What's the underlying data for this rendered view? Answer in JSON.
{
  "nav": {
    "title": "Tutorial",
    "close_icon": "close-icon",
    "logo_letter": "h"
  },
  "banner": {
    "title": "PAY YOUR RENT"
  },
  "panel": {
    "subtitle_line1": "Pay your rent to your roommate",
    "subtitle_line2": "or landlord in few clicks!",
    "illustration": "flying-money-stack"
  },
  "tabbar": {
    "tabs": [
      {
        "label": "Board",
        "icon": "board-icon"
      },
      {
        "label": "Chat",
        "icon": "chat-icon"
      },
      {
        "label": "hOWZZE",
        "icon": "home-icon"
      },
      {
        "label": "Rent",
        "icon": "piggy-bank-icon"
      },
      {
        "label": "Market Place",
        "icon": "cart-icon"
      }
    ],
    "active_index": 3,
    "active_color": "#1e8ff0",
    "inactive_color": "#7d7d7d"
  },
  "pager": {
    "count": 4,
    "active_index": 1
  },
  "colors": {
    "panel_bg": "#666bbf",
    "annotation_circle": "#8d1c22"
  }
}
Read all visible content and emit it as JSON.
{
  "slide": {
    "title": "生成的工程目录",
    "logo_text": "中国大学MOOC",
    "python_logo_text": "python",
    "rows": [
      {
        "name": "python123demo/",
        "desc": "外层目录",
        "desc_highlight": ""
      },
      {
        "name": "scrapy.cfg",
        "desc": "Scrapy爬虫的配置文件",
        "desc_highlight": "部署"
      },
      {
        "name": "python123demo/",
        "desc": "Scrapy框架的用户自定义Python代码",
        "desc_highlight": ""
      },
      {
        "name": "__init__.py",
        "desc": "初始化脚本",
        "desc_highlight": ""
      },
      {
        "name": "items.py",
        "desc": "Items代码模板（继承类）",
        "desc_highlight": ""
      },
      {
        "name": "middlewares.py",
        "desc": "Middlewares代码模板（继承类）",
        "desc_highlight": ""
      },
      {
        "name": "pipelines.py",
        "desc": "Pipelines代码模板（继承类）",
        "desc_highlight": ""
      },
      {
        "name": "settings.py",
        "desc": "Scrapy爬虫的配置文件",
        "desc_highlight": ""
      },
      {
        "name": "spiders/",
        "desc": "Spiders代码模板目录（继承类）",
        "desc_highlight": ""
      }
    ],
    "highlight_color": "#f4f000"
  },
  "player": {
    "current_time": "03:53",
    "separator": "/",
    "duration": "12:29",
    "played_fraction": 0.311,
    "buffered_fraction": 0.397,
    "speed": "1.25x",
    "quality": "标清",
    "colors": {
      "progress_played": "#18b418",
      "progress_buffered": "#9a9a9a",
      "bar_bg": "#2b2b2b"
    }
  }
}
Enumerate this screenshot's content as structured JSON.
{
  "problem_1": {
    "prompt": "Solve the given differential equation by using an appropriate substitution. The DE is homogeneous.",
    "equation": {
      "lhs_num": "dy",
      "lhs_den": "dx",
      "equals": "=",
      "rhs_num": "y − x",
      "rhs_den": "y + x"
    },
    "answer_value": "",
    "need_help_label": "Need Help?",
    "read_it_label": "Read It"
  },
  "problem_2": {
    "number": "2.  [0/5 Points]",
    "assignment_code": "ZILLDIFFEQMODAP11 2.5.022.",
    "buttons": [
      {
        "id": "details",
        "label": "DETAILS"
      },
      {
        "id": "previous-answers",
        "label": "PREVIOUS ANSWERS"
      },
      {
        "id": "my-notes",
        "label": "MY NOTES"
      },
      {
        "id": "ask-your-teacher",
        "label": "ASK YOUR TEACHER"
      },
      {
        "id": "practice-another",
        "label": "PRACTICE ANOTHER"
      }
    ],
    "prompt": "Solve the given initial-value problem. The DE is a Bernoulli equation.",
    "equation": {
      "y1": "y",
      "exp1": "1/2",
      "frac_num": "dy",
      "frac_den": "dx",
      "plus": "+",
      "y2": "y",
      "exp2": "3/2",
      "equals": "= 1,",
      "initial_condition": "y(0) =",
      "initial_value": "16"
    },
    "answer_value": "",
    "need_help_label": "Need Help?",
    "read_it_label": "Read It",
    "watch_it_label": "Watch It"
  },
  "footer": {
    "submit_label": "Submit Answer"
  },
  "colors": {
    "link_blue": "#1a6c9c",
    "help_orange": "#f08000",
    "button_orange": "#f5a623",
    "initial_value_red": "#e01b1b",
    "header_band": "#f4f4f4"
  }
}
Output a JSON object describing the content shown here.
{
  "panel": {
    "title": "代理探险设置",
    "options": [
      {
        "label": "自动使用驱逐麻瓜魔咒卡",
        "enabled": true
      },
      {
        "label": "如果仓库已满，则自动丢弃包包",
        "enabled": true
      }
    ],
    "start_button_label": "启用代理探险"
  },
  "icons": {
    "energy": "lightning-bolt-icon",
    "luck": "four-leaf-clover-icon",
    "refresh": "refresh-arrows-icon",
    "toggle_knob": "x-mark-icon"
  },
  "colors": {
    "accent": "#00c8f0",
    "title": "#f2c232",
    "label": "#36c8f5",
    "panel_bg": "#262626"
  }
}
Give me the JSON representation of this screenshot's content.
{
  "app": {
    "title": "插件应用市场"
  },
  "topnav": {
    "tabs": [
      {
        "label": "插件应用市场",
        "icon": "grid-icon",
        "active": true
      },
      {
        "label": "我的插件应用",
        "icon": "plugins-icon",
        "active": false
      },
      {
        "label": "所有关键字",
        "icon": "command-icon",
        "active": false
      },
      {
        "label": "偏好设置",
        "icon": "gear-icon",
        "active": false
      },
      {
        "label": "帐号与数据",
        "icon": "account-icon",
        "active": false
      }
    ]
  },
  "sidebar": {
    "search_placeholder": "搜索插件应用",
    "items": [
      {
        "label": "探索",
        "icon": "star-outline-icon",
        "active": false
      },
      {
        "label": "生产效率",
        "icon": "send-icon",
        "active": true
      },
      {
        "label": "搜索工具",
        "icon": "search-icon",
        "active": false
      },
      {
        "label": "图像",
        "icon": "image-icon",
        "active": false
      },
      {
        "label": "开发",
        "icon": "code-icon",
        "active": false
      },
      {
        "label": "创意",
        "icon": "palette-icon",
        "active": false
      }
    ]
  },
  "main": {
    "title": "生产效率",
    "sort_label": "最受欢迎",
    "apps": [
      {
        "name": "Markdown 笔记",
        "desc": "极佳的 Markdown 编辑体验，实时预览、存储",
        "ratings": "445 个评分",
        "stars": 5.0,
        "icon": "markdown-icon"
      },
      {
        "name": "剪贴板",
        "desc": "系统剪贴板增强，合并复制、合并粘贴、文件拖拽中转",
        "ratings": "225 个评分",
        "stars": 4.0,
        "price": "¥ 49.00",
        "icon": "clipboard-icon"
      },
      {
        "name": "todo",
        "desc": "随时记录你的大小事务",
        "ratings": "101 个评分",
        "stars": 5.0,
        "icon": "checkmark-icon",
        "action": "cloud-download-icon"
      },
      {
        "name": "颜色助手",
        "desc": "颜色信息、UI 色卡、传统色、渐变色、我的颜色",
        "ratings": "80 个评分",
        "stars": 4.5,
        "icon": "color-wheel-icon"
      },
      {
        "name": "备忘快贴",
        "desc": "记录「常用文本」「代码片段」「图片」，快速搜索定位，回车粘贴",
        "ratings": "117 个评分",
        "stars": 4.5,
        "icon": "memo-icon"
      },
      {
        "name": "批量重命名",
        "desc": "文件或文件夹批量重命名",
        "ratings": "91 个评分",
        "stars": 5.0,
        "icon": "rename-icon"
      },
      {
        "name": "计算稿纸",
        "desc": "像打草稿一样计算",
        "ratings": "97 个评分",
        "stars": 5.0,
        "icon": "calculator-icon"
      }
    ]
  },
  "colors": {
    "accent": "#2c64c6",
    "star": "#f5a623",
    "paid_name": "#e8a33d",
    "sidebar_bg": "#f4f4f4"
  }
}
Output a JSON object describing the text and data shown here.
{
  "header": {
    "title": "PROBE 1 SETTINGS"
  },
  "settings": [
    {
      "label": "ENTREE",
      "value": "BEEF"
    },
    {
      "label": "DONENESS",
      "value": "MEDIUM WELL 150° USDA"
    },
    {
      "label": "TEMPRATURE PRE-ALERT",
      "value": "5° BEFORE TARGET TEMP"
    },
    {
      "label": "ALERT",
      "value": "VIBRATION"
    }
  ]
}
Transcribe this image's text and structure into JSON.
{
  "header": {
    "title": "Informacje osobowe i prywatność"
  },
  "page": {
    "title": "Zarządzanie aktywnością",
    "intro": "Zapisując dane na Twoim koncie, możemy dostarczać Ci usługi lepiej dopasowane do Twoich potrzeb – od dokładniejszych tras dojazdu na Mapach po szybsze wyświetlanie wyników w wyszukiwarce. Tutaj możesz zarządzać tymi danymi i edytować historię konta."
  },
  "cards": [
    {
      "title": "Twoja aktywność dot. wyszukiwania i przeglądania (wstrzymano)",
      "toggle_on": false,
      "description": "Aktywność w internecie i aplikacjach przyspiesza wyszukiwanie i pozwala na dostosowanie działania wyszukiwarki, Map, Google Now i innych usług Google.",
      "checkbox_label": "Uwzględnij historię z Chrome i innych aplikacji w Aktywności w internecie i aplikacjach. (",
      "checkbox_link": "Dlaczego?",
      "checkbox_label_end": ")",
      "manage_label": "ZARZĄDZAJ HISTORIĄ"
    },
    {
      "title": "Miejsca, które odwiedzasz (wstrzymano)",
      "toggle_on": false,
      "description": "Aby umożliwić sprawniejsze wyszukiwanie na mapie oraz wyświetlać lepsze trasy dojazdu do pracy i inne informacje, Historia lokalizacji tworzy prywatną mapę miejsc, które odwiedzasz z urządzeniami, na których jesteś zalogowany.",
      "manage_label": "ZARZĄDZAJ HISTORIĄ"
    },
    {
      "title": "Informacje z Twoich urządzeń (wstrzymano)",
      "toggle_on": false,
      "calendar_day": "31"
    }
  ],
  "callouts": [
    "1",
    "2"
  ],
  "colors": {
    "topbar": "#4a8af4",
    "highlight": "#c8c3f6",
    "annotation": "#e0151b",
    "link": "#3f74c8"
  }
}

## Task details:
Copy out all lines from the material above that contain the string "internecie".

## Task output:
      "description": "Aktywność w internecie i aplikacjach przyspiesza wyszukiwanie i pozwala na dostosowanie działania wyszukiwarki, Map, Google Now i innych usług Google.",
      "checkbox_label": "Uwzględnij historię z Chrome i innych aplikacji w Aktywności w internecie i aplikacjach. (",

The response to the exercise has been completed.